Written instruction:
In the following material, identify every line holding the string "correction" and return it.

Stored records
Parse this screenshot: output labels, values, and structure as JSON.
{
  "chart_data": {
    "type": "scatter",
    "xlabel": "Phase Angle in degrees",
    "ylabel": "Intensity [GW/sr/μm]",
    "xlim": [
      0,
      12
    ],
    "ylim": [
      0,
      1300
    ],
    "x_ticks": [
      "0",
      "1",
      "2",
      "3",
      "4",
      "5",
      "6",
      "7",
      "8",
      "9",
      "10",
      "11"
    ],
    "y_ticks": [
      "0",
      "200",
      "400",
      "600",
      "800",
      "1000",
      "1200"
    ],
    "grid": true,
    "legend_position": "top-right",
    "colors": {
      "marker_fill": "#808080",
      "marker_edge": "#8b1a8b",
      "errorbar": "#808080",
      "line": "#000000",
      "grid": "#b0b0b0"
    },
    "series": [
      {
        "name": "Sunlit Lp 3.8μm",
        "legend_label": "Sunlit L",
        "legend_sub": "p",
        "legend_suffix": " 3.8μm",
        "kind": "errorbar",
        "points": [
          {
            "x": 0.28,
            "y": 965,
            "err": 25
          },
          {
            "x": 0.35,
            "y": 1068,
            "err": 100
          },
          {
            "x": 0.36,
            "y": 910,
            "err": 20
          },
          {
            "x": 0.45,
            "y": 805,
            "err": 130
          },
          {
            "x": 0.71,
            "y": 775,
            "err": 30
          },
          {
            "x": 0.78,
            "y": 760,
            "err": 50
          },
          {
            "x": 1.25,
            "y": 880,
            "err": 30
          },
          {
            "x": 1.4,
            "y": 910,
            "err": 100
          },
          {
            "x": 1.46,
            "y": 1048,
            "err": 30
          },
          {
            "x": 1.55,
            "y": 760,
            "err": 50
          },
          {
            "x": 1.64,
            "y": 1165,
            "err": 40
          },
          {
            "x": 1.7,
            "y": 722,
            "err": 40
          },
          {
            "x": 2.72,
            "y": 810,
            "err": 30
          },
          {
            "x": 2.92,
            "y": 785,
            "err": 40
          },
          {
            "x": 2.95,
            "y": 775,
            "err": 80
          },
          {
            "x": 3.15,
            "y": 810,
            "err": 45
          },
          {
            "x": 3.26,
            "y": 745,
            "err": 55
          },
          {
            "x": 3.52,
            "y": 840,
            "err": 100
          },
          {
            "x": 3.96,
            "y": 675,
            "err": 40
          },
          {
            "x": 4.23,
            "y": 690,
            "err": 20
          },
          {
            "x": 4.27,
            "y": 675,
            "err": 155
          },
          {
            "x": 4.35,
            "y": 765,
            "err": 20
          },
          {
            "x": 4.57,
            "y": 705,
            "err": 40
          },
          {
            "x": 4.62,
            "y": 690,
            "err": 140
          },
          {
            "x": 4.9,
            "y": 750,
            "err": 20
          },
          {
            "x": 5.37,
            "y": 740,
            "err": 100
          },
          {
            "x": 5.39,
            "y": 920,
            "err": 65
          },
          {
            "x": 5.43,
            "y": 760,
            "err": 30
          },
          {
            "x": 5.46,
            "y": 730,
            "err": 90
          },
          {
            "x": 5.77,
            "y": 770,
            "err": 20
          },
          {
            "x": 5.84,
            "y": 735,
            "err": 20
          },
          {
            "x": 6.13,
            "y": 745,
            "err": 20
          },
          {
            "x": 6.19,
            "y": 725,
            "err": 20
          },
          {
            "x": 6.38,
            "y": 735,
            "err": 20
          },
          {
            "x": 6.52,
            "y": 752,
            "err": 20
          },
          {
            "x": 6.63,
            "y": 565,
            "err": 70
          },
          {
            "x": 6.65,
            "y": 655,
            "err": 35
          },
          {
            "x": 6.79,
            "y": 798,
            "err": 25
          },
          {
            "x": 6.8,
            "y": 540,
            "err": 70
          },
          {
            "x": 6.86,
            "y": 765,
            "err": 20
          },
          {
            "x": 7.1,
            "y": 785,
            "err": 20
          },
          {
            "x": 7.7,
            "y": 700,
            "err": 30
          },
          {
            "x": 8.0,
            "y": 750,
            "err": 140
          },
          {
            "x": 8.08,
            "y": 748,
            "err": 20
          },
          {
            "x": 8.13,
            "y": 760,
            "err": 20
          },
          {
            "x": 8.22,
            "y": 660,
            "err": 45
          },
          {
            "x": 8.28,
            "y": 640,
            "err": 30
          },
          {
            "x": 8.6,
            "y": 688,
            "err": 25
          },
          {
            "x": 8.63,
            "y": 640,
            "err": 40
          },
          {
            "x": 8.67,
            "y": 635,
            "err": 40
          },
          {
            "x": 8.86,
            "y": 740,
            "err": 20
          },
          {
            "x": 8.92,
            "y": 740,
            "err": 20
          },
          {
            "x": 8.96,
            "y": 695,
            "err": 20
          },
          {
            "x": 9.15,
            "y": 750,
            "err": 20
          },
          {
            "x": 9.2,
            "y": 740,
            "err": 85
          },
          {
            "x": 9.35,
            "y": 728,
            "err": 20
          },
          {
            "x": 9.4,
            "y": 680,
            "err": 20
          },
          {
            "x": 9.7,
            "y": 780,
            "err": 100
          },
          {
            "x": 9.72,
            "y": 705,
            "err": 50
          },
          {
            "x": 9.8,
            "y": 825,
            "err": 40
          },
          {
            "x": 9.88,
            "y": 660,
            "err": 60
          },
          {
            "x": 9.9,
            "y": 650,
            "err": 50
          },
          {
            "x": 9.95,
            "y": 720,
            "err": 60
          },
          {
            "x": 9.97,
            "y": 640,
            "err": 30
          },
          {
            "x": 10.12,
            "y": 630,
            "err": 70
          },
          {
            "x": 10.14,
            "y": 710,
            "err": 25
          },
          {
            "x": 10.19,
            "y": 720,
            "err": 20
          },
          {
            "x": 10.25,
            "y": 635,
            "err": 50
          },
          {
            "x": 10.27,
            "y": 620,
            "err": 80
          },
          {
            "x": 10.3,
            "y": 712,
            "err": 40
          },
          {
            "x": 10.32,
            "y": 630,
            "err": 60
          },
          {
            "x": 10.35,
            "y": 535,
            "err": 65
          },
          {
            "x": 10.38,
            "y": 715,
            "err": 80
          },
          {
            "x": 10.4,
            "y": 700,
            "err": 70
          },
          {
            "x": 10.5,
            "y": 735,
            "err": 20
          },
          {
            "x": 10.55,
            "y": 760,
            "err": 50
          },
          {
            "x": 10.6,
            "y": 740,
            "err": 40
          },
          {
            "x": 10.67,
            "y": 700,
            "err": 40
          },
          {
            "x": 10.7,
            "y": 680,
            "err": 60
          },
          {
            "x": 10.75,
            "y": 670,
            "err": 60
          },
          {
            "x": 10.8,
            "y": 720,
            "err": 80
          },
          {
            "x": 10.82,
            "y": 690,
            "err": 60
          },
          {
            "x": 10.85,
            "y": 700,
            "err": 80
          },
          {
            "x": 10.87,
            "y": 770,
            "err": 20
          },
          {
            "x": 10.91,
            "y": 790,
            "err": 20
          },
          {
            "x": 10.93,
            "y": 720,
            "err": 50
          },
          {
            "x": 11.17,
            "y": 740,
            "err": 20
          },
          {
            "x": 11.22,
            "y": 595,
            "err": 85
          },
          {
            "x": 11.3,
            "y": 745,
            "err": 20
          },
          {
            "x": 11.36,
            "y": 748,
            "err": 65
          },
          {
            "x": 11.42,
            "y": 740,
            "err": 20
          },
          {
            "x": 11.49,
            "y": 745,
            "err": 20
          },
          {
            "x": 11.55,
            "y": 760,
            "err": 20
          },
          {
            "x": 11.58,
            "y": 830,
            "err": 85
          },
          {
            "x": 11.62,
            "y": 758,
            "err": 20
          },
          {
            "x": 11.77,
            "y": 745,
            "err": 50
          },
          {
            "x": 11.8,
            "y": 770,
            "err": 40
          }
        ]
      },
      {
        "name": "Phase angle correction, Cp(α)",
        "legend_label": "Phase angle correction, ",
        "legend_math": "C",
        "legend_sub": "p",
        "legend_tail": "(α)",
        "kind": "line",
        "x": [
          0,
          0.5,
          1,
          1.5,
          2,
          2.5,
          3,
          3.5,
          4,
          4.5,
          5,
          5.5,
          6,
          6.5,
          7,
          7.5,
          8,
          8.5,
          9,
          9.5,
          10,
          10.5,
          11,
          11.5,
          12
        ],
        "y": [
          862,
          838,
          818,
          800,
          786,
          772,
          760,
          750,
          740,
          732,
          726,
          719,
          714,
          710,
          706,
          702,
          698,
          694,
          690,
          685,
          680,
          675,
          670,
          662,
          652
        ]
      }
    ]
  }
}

Task result:
        "name": "Phase angle correction, Cp(α)",
        "legend_label": "Phase angle correction, ",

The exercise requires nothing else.